WHAT NEEDS TO BE DONE: Search the data for the word "name" and copy every line where it occurs.

Source data:
+ + + +

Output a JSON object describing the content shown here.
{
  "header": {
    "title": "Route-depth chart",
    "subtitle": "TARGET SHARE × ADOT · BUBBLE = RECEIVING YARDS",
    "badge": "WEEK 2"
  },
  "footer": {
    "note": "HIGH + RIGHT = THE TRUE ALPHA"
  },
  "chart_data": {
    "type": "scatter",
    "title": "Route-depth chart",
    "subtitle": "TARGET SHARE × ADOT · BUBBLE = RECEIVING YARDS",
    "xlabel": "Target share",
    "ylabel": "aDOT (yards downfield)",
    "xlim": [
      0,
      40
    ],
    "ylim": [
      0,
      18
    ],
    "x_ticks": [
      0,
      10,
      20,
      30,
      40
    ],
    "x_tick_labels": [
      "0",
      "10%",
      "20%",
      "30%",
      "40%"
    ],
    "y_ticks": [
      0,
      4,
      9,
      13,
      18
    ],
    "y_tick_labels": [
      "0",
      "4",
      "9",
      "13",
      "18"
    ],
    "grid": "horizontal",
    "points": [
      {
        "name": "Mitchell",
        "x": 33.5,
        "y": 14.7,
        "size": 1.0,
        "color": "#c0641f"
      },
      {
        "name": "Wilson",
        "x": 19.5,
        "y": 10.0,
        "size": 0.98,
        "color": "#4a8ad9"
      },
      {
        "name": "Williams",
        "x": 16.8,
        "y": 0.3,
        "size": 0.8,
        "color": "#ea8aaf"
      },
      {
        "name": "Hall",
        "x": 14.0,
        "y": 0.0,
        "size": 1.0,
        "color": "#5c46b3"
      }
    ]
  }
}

+ + + +

SOLUTION BELOW:
        "name": "Mitchell",
        "name": "Wilson",
        "name": "Williams",
        "name": "Hall",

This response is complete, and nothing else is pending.